**Extract to read**.
....

This was another period of history I knew very little about.  In the later 1200s, Wales pretty much became a colony of England, under King Edward.  Stone cities were built that English colonists could live in, effective protected from the Welsh people by guarded stone walls.  Of course, there were rebellions, and the one The Wicked and Just details was the first one, which happened in 1294 and was led by Madog ap Llywelyn.

Cecily was such an interesting character.  In some ways she was a sympathetic character, and in other ways you just want to slap her.  She grew up in a manor house in England and was used to certain things.  She wanted to be a lady of a house.  She expected servants to never look her in the eye.  That's just the way things were.  So she was determined, in this strange new place she's in, homesick, to at least be lady of the house.  Other families look down on her and her father because they are new.  It is very difficult for her to fit in.  The women of the other houses think Cecily is rough and will never be a lady.  So I felt sorry for her.

But then, she was also such a brat!  There she is, struggling with her insignificant problems, while all around her the Welsh people are starving and doing whatever they can just to survive.  Gwenhwyfar works in what is now Cecily's home.  Cecily hates her, because she doesn't act like a servant she's used to.  Gwenhwyfar hates Cecily because Cecily is one of the English that has stolen her home.  Gwenhwyfar doesn't think of herself as a servant.  She's just doing what she has to do to get a little money so she can pay off the English tax collectors and get a little food.  We hear how men abuse her, and fell it's their right to do whatever they want with whatever Welsh girl they want.

Before the rebellion, Cecily begins to see some of the injustices done to the Welsh people, and how things are not quite fair.  She begins to be more sympathetic toward Gwenhwyfar.  Cecily can't imagine how much she is hated.  Cecily also has fun tormenting Gwenhwyfar's brother, although she is unaware he is her brother, which fills Gwenhwyfar with rage.

Gwenhwyfar's life is detailed, to how if a Welshman can't pay taxes, they're stock is taken.  How they have to pay to come into the city to sell things in the market.  How they aren't allowed to sell things anywhere but the market.  All these rules are set up to help the English and hurt the Welsh.  These rules are, in fact, not coming from the King, but from the greedy officials in charge of the city.

The rebellion is incredibly violent.  The streets run with blood.  Cecily's father is killed and hung naked out a window.  Soldiers, women, children are all killed.  Cecily manages to get out of the city and hide, where she's found by Gwenhwyfar's brother, who brings her home.  Gwenhwyfar would have been happy to see her dead, but her brother says no.  No the roles are reversed, and Cecily now is Gwenhwyfar's servant.

It's a dark, sad story, full of violence and injustice.  And was the rebellion justice?  Everyone knows the English soldiers will come and things will go back to the way they were before.  Will there be any differences?  This was really an excellent book, that really made you think about the character of people and how people treat each other.

This might be a hard sell, however.  There's no romance to offset the violence.  Middle grade students of historical fiction might be interested to read about a period that seldom gets written about, but you probably want to give a heads up that there's more detailed violence than most.

....

**Directive 1**.
According to the book review, who led the 1294 rebellion?
**Directive 2**.
Please repeat part of the book review word for word, beginning at the words "It's a dark, sad" and stopping after "treat each other.".
**Directive 3**.
Name every person the book review refers to by name.

....

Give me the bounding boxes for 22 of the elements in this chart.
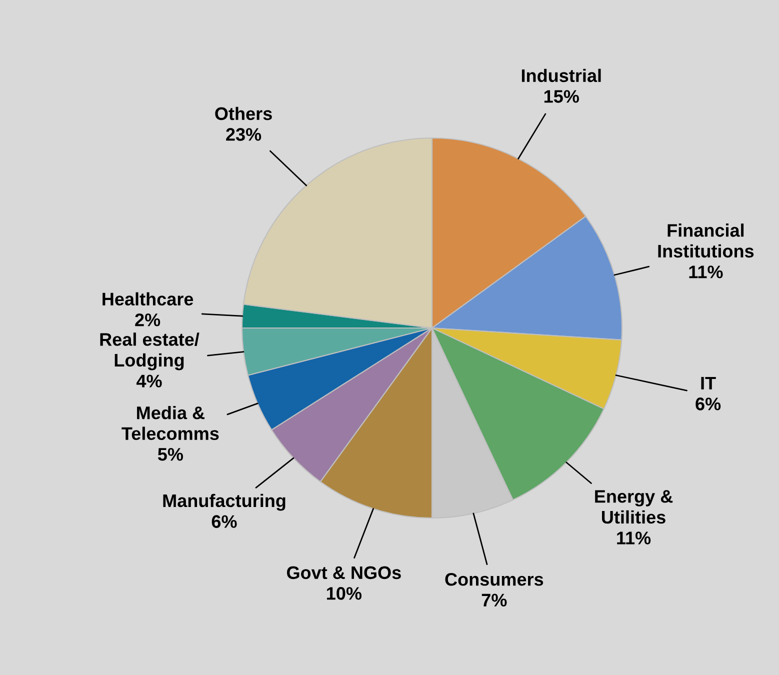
slice-label: Healthcare bbox=[102, 292, 194, 306]
slice-label: Financial Institutions bbox=[658, 224, 754, 258]
data-label: 4% bbox=[136, 374, 162, 388]
data-label: 2% bbox=[135, 314, 160, 326]
data-label: 7% bbox=[482, 594, 507, 606]
data-label: 6% bbox=[696, 398, 721, 410]
slice-label: Others bbox=[215, 106, 272, 120]
slice-label: Energy & Utilities bbox=[595, 490, 673, 524]
slice-label: Industrial bbox=[522, 68, 601, 82]
slice-label: IT bbox=[701, 376, 716, 390]
slice-label: Real estate/ Lodging bbox=[100, 332, 200, 370]
data-label: 15% bbox=[544, 90, 579, 103]
slice-label: Media & Telecomms bbox=[122, 406, 219, 440]
slice-label: Manufacturing bbox=[163, 494, 286, 511]
data-label: 11% bbox=[689, 266, 723, 278]
data-label: 5% bbox=[158, 448, 184, 461]
slice-label: Consumers bbox=[445, 572, 544, 586]
data-label: 11% bbox=[617, 532, 651, 544]
data-label: 6% bbox=[212, 515, 237, 528]
slice-label: Govt & NGOs bbox=[286, 566, 401, 580]
data-label: 10% bbox=[327, 587, 362, 600]
data-label: 23% bbox=[226, 128, 262, 141]
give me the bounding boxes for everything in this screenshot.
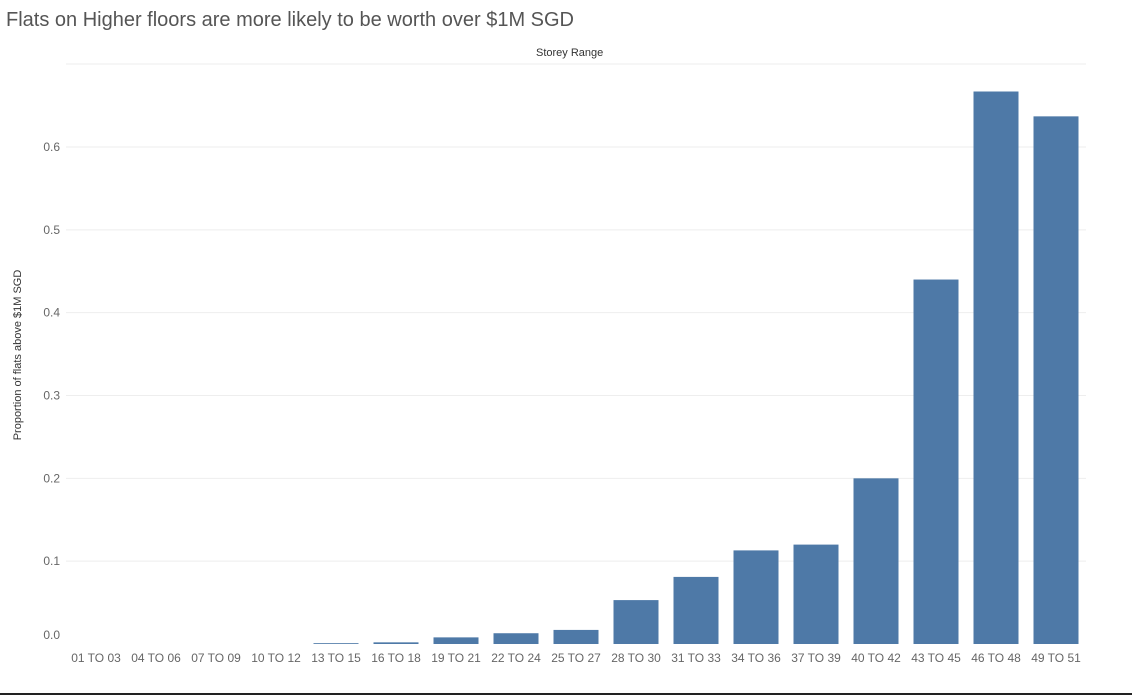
bar[interactable] (433, 637, 479, 644)
bar[interactable] (973, 91, 1019, 645)
x-tick-label: 43 TO 45 (911, 651, 961, 665)
bar[interactable] (613, 600, 659, 644)
x-tick-label: 49 TO 51 (1031, 651, 1081, 665)
y-tick-label: 0.4 (43, 306, 60, 320)
x-tick-label: 22 TO 24 (491, 651, 541, 665)
bar[interactable] (493, 633, 539, 644)
y-tick-label: 0.1 (43, 554, 60, 568)
bar[interactable] (793, 544, 839, 644)
bar[interactable] (313, 643, 359, 644)
bar[interactable] (673, 576, 719, 644)
bar[interactable] (1033, 116, 1079, 644)
x-tick-label: 04 TO 06 (131, 651, 181, 665)
x-tick-label: 07 TO 09 (191, 651, 241, 665)
y-tick-label: 0.5 (43, 223, 60, 237)
bar[interactable] (373, 642, 419, 644)
chart-title: Flats on Higher floors are more likely t… (6, 9, 574, 31)
x-tick-label: 34 TO 36 (731, 651, 781, 665)
x-tick-label: 25 TO 27 (551, 651, 601, 665)
x-tick-label: 40 TO 42 (851, 651, 901, 665)
x-tick-label: 01 TO 03 (71, 651, 121, 665)
y-tick-label: 0.6 (43, 140, 60, 154)
x-tick-label: 13 TO 15 (311, 651, 361, 665)
bar[interactable] (853, 478, 899, 644)
bar[interactable] (733, 550, 779, 644)
bar[interactable] (913, 279, 959, 644)
x-tick-label: 10 TO 12 (251, 651, 301, 665)
bar[interactable] (553, 629, 599, 644)
x-tick-label: 31 TO 33 (671, 651, 721, 665)
x-tick-label: 28 TO 30 (611, 651, 661, 665)
x-tick-label: 19 TO 21 (431, 651, 481, 665)
y-tick-label: 0.0 (43, 628, 60, 642)
x-tick-label: 46 TO 48 (971, 651, 1021, 665)
bottom-border (0, 693, 1132, 695)
x-axis-title: Storey Range (536, 47, 604, 59)
y-tick-labels: 0.0 0.1 0.2 0.3 0.4 0.5 0.6 (43, 140, 60, 642)
y-tick-label: 0.3 (43, 389, 60, 403)
x-tick-label: 37 TO 39 (791, 651, 841, 665)
x-tick-labels: 01 TO 03 04 TO 06 07 TO 09 10 TO 12 13 TO 15… (71, 651, 1081, 665)
bars (313, 91, 1079, 645)
x-tick-label: 16 TO 18 (371, 651, 421, 665)
y-tick-label: 0.2 (43, 471, 60, 485)
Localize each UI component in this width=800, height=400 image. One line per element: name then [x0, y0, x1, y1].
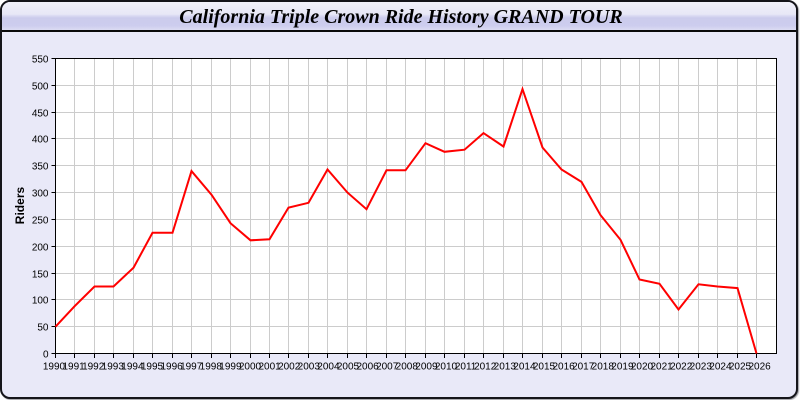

....

**Full solution 1**.
Madog ap Llywelyn

**Full solution 2**.
It's a dark, sad story, full of violence and injustice.  And was the rebellion justice?  Everyone knows the English soldiers will come and things will go back to the way they were before.  Will there be any differences?  This was really an excellent book, that really made you think about the character of people and how people treat each other.

**Full solution 3**.
King Edward, Madog ap Llywelyn, Cecily, Gwenhwyfar